##### EXERCISE INPUT #####
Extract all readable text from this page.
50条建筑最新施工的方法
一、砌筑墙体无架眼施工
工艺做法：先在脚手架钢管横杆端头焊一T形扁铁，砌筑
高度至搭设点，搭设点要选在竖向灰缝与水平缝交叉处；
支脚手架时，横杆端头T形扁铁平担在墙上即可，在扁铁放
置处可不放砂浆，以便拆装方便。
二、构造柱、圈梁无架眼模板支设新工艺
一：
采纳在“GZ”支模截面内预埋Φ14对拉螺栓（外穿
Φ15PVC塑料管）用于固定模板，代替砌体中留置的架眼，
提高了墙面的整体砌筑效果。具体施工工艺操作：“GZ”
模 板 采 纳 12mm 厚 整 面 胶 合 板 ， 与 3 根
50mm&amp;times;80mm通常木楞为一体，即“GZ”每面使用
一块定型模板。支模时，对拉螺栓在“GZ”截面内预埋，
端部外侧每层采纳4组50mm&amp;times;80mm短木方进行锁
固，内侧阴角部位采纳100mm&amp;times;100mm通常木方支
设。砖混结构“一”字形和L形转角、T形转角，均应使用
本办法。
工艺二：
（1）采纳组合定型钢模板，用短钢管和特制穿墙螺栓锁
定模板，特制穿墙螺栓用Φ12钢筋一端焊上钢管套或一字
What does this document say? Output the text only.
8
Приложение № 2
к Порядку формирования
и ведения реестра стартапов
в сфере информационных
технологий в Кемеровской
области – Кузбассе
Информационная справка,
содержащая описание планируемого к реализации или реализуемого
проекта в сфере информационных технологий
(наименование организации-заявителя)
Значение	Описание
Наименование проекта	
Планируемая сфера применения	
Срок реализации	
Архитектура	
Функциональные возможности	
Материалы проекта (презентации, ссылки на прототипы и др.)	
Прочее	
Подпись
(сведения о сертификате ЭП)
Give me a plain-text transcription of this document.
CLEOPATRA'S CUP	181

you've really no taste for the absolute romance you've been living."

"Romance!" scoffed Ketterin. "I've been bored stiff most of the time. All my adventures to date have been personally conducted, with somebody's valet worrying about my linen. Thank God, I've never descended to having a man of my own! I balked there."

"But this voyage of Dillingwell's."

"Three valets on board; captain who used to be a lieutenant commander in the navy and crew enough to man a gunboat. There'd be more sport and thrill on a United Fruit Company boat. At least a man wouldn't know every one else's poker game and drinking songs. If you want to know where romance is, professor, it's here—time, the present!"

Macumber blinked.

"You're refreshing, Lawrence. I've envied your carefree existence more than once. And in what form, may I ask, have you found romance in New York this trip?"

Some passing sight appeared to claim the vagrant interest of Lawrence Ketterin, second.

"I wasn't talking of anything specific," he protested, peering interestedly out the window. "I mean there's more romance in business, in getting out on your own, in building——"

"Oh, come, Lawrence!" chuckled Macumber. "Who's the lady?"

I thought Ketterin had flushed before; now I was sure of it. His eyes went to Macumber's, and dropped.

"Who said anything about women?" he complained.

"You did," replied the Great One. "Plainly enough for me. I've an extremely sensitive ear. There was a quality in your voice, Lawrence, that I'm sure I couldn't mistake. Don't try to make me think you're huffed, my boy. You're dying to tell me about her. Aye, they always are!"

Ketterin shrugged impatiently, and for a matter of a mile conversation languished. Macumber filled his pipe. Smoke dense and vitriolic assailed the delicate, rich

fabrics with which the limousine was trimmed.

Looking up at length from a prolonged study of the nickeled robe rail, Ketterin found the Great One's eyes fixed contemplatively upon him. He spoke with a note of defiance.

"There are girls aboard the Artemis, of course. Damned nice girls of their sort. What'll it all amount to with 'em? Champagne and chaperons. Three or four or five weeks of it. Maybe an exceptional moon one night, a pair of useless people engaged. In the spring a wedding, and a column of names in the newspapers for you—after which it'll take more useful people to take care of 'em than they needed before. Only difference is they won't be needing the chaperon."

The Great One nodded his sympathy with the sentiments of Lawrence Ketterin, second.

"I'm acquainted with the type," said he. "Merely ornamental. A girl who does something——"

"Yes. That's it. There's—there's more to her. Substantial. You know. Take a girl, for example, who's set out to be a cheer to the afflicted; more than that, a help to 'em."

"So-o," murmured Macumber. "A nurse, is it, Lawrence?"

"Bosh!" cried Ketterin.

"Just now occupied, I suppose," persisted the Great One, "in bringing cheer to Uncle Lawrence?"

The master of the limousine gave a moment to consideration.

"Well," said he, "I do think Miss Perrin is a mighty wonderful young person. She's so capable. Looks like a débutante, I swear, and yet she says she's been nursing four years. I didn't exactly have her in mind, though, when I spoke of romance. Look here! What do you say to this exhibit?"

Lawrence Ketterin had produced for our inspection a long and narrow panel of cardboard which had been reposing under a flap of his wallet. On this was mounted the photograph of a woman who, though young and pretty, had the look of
#####
# OBJECTIVE
Look for lines containing the string "second" and copy them all.

# FINAL RESULT
Some passing sight appeared to claim the vagrant interest of Lawrence Ketterin, second.
The Great One nodded his sympathy with the sentiments of Lawrence Ketterin, second.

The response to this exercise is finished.